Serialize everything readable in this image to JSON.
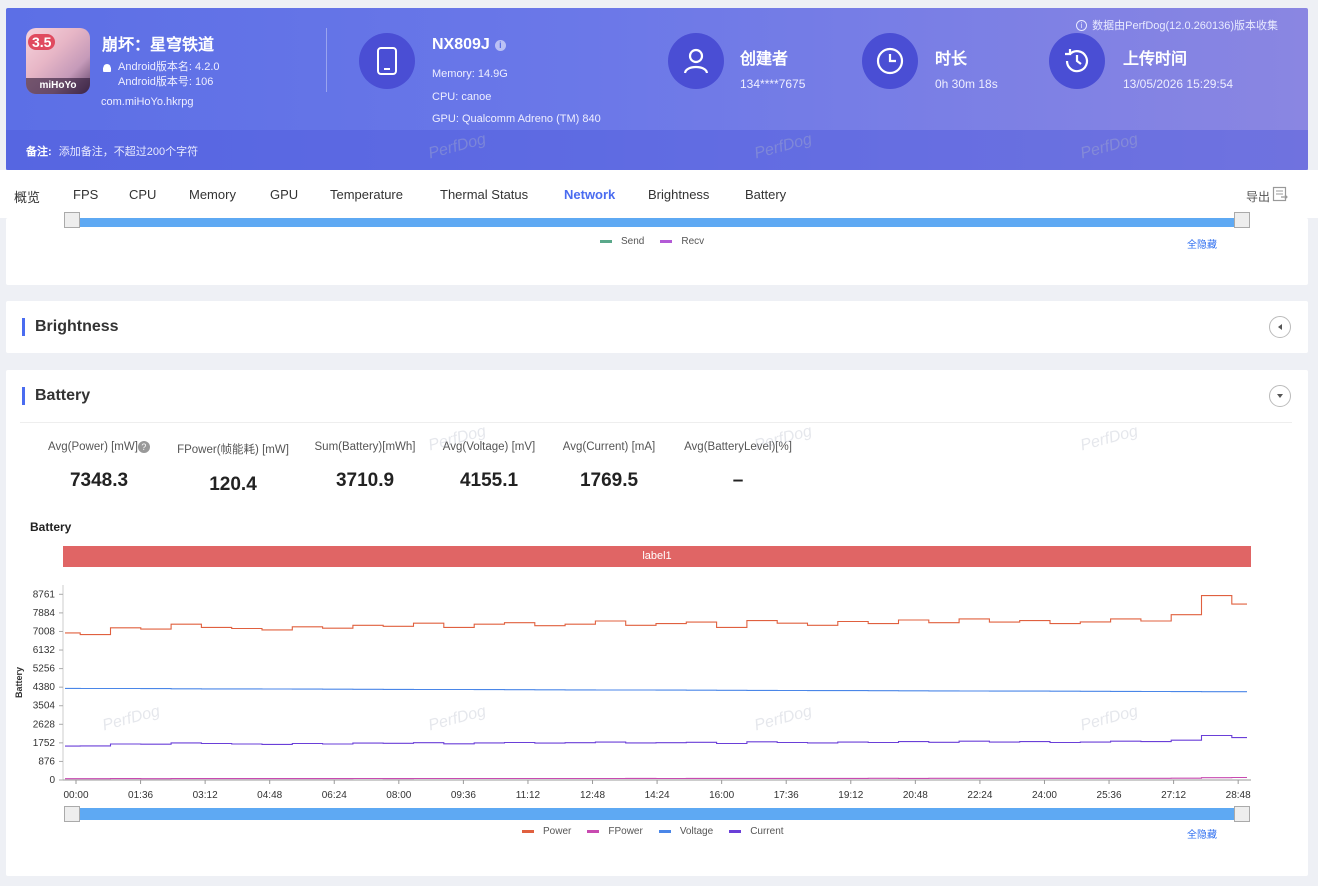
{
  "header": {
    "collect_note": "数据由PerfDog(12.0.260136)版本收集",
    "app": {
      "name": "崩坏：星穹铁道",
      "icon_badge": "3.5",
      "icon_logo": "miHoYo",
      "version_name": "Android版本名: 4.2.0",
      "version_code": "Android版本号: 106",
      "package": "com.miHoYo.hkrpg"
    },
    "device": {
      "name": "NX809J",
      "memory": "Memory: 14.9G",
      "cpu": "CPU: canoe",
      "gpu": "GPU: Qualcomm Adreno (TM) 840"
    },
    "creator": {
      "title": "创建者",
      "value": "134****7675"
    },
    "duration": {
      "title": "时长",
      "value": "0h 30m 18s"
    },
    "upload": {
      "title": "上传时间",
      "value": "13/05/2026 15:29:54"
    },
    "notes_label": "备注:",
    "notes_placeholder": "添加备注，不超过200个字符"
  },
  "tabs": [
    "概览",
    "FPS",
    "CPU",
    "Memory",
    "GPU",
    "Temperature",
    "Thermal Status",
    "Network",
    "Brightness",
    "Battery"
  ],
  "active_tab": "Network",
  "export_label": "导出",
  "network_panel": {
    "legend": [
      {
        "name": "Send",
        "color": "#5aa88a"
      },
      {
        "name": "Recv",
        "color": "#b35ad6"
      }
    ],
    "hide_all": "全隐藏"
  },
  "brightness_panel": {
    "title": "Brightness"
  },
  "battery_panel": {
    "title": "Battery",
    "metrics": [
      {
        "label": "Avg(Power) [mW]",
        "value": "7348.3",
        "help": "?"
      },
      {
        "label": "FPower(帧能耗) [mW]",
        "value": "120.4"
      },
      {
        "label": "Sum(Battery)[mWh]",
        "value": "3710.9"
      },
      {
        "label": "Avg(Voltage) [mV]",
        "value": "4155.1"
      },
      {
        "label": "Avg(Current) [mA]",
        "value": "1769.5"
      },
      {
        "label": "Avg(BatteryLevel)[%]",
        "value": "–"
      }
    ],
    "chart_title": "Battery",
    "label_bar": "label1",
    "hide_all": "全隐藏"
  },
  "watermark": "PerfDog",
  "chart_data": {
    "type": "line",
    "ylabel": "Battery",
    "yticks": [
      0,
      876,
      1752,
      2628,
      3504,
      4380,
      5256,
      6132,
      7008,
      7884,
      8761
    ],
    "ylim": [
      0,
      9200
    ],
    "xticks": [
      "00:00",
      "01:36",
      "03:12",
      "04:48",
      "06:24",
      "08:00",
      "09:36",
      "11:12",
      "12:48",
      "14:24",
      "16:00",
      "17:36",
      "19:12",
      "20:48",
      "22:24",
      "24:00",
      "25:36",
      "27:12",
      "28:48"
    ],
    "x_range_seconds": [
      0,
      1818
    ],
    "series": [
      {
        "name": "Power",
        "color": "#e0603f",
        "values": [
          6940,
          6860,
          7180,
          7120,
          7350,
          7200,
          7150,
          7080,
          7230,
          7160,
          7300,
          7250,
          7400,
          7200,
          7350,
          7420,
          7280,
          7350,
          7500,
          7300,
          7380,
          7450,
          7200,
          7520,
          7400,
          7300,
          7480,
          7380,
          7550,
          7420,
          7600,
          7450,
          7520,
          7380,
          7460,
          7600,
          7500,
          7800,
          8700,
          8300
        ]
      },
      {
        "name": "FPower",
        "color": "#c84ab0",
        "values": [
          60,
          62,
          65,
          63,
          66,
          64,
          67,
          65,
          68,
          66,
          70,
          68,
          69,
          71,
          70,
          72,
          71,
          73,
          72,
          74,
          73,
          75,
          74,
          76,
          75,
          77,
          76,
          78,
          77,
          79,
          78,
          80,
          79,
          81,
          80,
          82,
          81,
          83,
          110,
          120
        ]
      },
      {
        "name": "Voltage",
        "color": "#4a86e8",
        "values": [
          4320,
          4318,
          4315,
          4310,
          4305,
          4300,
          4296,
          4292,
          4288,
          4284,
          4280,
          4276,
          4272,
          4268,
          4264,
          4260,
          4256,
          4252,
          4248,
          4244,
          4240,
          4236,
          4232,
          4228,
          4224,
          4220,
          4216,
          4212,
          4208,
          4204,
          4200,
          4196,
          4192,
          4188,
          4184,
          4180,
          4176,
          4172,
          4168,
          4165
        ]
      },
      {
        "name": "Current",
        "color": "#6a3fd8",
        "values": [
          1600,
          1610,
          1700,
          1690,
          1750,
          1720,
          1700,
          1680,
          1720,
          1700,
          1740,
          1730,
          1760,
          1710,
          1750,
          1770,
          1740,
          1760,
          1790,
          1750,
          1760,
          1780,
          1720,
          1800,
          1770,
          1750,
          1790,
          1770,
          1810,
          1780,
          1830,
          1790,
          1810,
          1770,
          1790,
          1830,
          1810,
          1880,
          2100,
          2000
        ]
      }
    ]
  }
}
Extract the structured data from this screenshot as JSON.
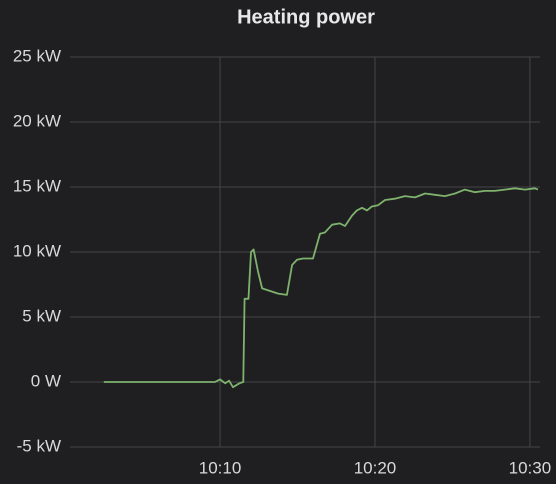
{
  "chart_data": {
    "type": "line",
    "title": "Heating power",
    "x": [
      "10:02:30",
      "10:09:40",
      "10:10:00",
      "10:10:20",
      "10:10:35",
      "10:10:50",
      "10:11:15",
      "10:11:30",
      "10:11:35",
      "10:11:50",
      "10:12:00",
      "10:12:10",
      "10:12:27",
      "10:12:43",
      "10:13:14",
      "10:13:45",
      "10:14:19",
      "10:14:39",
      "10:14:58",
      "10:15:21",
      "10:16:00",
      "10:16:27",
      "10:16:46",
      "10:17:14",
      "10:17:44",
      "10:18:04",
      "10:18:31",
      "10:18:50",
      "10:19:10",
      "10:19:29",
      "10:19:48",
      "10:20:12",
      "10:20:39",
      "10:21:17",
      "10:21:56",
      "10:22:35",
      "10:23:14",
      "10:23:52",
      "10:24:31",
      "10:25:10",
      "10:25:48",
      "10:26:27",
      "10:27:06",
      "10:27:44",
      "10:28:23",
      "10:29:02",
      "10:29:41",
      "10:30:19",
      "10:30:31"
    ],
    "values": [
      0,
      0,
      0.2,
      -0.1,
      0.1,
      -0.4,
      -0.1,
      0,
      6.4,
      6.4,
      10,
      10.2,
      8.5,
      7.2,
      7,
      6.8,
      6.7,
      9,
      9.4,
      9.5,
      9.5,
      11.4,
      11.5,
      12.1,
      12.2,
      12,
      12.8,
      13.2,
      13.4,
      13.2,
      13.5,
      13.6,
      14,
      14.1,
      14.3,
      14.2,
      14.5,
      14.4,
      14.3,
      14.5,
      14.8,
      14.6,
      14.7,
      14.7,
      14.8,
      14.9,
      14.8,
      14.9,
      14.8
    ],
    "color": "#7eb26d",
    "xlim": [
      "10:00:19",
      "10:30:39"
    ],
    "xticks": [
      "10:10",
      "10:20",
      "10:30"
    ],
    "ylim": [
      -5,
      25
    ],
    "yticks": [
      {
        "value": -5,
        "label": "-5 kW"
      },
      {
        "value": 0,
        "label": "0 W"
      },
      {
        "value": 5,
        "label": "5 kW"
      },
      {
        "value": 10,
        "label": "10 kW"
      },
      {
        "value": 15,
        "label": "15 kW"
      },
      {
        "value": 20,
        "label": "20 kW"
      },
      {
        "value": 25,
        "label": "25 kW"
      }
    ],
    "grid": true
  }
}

----

> _Exercise_:
Print out the material word for word, omitting the pictures.

> _Answer in full_:
Serialize everything readable in this image to JSON.
{
  "header": {
    "collect_note": "数据由PerfDog(12.0.260136)版本收集",
    "app": {
      "name": "崩坏：星穹铁道",
      "icon_badge": "3.5",
      "icon_logo": "miHoYo",
      "version_name": "Android版本名: 4.2.0",
      "version_code": "Android版本号: 106",
      "package": "com.miHoYo.hkrpg"
    },
    "device": {
      "name": "NX809J",
      "memory": "Memory: 14.9G",
      "cpu": "CPU: canoe",
      "gpu": "GPU: Qualcomm Adreno (TM) 840"
    },
    "creator": {
      "title": "创建者",
      "value": "134****7675"
    },
    "duration": {
      "title": "时长",
      "value": "0h 30m 18s"
    },
    "upload": {
      "title": "上传时间",
      "value": "13/05/2026 15:29:54"
    },
    "notes_label": "备注:",
    "notes_placeholder": "添加备注，不超过200个字符"
  },
  "tabs": [
    "概览",
    "FPS",
    "CPU",
    "Memory",
    "GPU",
    "Temperature",
    "Thermal Status",
    "Network",
    "Brightness",
    "Battery"
  ],
  "active_tab": "Network",
  "export_label": "导出",
  "network_panel": {
    "legend": [
      {
        "name": "Send",
        "color": "#5aa88a"
      },
      {
        "name": "Recv",
        "color": "#b35ad6"
      }
    ],
    "hide_all": "全隐藏"
  },
  "brightness_panel": {
    "title": "Brightness"
  },
  "battery_panel": {
    "title": "Battery",
    "metrics": [
      {
        "label": "Avg(Power) [mW]",
        "value": "7348.3",
        "help": "?"
      },
      {
        "label": "FPower(帧能耗) [mW]",
        "value": "120.4"
      },
      {
        "label": "Sum(Battery)[mWh]",
        "value": "3710.9"
      },
      {
        "label": "Avg(Voltage) [mV]",
        "value": "4155.1"
      },
      {
        "label": "Avg(Current) [mA]",
        "value": "1769.5"
      },
      {
        "label": "Avg(BatteryLevel)[%]",
        "value": "–"
      }
    ],
    "chart_title": "Battery",
    "label_bar": "label1",
    "hide_all": "全隐藏"
  },
  "watermark": "PerfDog",
  "chart_data": {
    "type": "line",
    "ylabel": "Battery",
    "yticks": [
      0,
      876,
      1752,
      2628,
      3504,
      4380,
      5256,
      6132,
      7008,
      7884,
      8761
    ],
    "ylim": [
      0,
      9200
    ],
    "xticks": [
      "00:00",
      "01:36",
      "03:12",
      "04:48",
      "06:24",
      "08:00",
      "09:36",
      "11:12",
      "12:48",
      "14:24",
      "16:00",
      "17:36",
      "19:12",
      "20:48",
      "22:24",
      "24:00",
      "25:36",
      "27:12",
      "28:48"
    ],
    "x_range_seconds": [
      0,
      1818
    ],
    "series": [
      {
        "name": "Power",
        "color": "#e0603f",
        "values": [
          6940,
          6860,
          7180,
          7120,
          7350,
          7200,
          7150,
          7080,
          7230,
          7160,
          7300,
          7250,
          7400,
          7200,
          7350,
          7420,
          7280,
          7350,
          7500,
          7300,
          7380,
          7450,
          7200,
          7520,
          7400,
          7300,
          7480,
          7380,
          7550,
          7420,
          7600,
          7450,
          7520,
          7380,
          7460,
          7600,
          7500,
          7800,
          8700,
          8300
        ]
      },
      {
        "name": "FPower",
        "color": "#c84ab0",
        "values": [
          60,
          62,
          65,
          63,
          66,
          64,
          67,
          65,
          68,
          66,
          70,
          68,
          69,
          71,
          70,
          72,
          71,
          73,
          72,
          74,
          73,
          75,
          74,
          76,
          75,
          77,
          76,
          78,
          77,
          79,
          78,
          80,
          79,
          81,
          80,
          82,
          81,
          83,
          110,
          120
        ]
      },
      {
        "name": "Voltage",
        "color": "#4a86e8",
        "values": [
          4320,
          4318,
          4315,
          4310,
          4305,
          4300,
          4296,
          4292,
          4288,
          4284,
          4280,
          4276,
          4272,
          4268,
          4264,
          4260,
          4256,
          4252,
          4248,
          4244,
          4240,
          4236,
          4232,
          4228,
          4224,
          4220,
          4216,
          4212,
          4208,
          4204,
          4200,
          4196,
          4192,
          4188,
          4184,
          4180,
          4176,
          4172,
          4168,
          4165
        ]
      },
      {
        "name": "Current",
        "color": "#6a3fd8",
        "values": [
          1600,
          1610,
          1700,
          1690,
          1750,
          1720,
          1700,
          1680,
          1720,
          1700,
          1740,
          1730,
          1760,
          1710,
          1750,
          1770,
          1740,
          1760,
          1790,
          1750,
          1760,
          1780,
          1720,
          1800,
          1770,
          1750,
          1790,
          1770,
          1810,
          1780,
          1830,
          1790,
          1810,
          1770,
          1790,
          1830,
          1810,
          1880,
          2100,
          2000
        ]
      }
    ]
  }
}
Extract the structured data from this screenshot as JSON.
{
  "chart_data": {
    "type": "line",
    "title": "Heating power",
    "x": [
      "10:02:30",
      "10:09:40",
      "10:10:00",
      "10:10:20",
      "10:10:35",
      "10:10:50",
      "10:11:15",
      "10:11:30",
      "10:11:35",
      "10:11:50",
      "10:12:00",
      "10:12:10",
      "10:12:27",
      "10:12:43",
      "10:13:14",
      "10:13:45",
      "10:14:19",
      "10:14:39",
      "10:14:58",
      "10:15:21",
      "10:16:00",
      "10:16:27",
      "10:16:46",
      "10:17:14",
      "10:17:44",
      "10:18:04",
      "10:18:31",
      "10:18:50",
      "10:19:10",
      "10:19:29",
      "10:19:48",
      "10:20:12",
      "10:20:39",
      "10:21:17",
      "10:21:56",
      "10:22:35",
      "10:23:14",
      "10:23:52",
      "10:24:31",
      "10:25:10",
      "10:25:48",
      "10:26:27",
      "10:27:06",
      "10:27:44",
      "10:28:23",
      "10:29:02",
      "10:29:41",
      "10:30:19",
      "10:30:31"
    ],
    "values": [
      0,
      0,
      0.2,
      -0.1,
      0.1,
      -0.4,
      -0.1,
      0,
      6.4,
      6.4,
      10,
      10.2,
      8.5,
      7.2,
      7,
      6.8,
      6.7,
      9,
      9.4,
      9.5,
      9.5,
      11.4,
      11.5,
      12.1,
      12.2,
      12,
      12.8,
      13.2,
      13.4,
      13.2,
      13.5,
      13.6,
      14,
      14.1,
      14.3,
      14.2,
      14.5,
      14.4,
      14.3,
      14.5,
      14.8,
      14.6,
      14.7,
      14.7,
      14.8,
      14.9,
      14.8,
      14.9,
      14.8
    ],
    "color": "#7eb26d",
    "xlim": [
      "10:00:19",
      "10:30:39"
    ],
    "xticks": [
      "10:10",
      "10:20",
      "10:30"
    ],
    "ylim": [
      -5,
      25
    ],
    "yticks": [
      {
        "value": -5,
        "label": "-5 kW"
      },
      {
        "value": 0,
        "label": "0 W"
      },
      {
        "value": 5,
        "label": "5 kW"
      },
      {
        "value": 10,
        "label": "10 kW"
      },
      {
        "value": 15,
        "label": "15 kW"
      },
      {
        "value": 20,
        "label": "20 kW"
      },
      {
        "value": 25,
        "label": "25 kW"
      }
    ],
    "grid": true
  }
}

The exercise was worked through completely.